GIVEN EXERCISE:
Copy all lines below exactly as written. Leave pictures out.
↓
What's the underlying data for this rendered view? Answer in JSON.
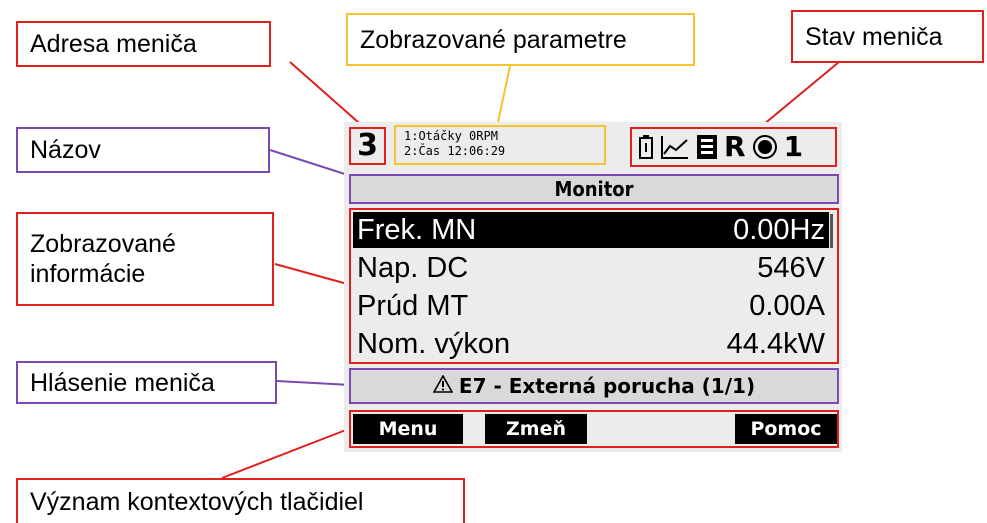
{
  "callouts": {
    "address": "Adresa meniča",
    "params": "Zobrazované parametre",
    "status": "Stav meniča",
    "title": "Názov",
    "info_line1": "Zobrazované",
    "info_line2": "informácie",
    "message": "Hlásenie meniča",
    "softkeys": "Význam kontextových tlačidiel"
  },
  "display": {
    "address": "3",
    "params": [
      "1:Otáčky 0RPM",
      "2:Čas 12:06:29"
    ],
    "status_icons": [
      "battery-icon",
      "graph-icon",
      "local-icon"
    ],
    "status_letter": "R",
    "status_run_icon": "stop-circle-icon",
    "status_number": "1",
    "title": "Monitor",
    "rows": [
      {
        "label": "Frek. MN",
        "value": "0.00Hz",
        "selected": true
      },
      {
        "label": "Nap. DC",
        "value": "546V"
      },
      {
        "label": "Prúd MT",
        "value": "0.00A"
      },
      {
        "label": "Nom. výkon",
        "value": "44.4kW"
      }
    ],
    "message": "E7 - Externá porucha (1/1)",
    "softkeys": [
      "Menu",
      "Zmeň",
      "Pomoc"
    ]
  },
  "colors": {
    "red": "#e0201d",
    "gold": "#f4c430",
    "purple": "#7a4ab0",
    "lcd": "#ececec"
  }
}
↑
EXERCISE RESULT:
What's the underlying data for this rendered view? Answer in JSON.
{
  "callouts": {
    "address": "Adresa meniča",
    "params": "Zobrazované parametre",
    "status": "Stav meniča",
    "title": "Názov",
    "info_line1": "Zobrazované",
    "info_line2": "informácie",
    "message": "Hlásenie meniča",
    "softkeys": "Význam kontextových tlačidiel"
  },
  "display": {
    "address": "3",
    "params": [
      "1:Otáčky 0RPM",
      "2:Čas 12:06:29"
    ],
    "status_icons": [
      "battery-icon",
      "graph-icon",
      "local-icon"
    ],
    "status_letter": "R",
    "status_run_icon": "stop-circle-icon",
    "status_number": "1",
    "title": "Monitor",
    "rows": [
      {
        "label": "Frek. MN",
        "value": "0.00Hz",
        "selected": true
      },
      {
        "label": "Nap. DC",
        "value": "546V"
      },
      {
        "label": "Prúd MT",
        "value": "0.00A"
      },
      {
        "label": "Nom. výkon",
        "value": "44.4kW"
      }
    ],
    "message": "E7 - Externá porucha (1/1)",
    "softkeys": [
      "Menu",
      "Zmeň",
      "Pomoc"
    ]
  },
  "colors": {
    "red": "#e0201d",
    "gold": "#f4c430",
    "purple": "#7a4ab0",
    "lcd": "#ececec"
  }
}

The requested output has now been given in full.